__What you should do__
State the number of lines in the material below that have "flache" in them, without any other text.

━━━━━ Records shown

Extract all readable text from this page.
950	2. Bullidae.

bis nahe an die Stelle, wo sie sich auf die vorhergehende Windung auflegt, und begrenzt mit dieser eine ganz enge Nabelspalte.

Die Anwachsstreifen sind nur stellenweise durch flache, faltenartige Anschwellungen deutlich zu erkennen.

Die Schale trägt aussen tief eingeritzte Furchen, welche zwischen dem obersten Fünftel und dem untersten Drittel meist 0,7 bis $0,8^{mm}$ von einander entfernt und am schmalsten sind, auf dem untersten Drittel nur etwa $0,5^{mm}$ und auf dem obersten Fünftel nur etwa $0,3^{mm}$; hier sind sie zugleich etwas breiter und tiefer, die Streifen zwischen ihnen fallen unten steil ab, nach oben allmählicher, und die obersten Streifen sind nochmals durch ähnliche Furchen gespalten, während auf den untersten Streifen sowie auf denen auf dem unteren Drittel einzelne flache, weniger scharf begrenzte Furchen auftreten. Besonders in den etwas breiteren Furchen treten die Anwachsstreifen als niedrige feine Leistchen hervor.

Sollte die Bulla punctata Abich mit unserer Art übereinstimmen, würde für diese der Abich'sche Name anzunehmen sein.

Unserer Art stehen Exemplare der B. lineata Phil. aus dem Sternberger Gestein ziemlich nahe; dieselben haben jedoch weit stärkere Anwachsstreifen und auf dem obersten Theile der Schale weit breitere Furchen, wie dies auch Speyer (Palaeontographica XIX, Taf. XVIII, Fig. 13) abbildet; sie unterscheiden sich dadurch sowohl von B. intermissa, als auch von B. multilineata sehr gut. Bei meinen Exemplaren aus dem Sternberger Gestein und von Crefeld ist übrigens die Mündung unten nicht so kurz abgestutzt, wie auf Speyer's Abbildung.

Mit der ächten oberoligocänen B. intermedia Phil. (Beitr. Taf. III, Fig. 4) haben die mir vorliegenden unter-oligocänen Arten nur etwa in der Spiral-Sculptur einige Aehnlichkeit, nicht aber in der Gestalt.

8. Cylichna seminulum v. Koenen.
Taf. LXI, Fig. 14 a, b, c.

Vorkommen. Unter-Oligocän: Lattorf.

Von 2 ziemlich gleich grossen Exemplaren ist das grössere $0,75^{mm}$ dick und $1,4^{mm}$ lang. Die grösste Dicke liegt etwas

━━━━━━━━━━

__Task output__
2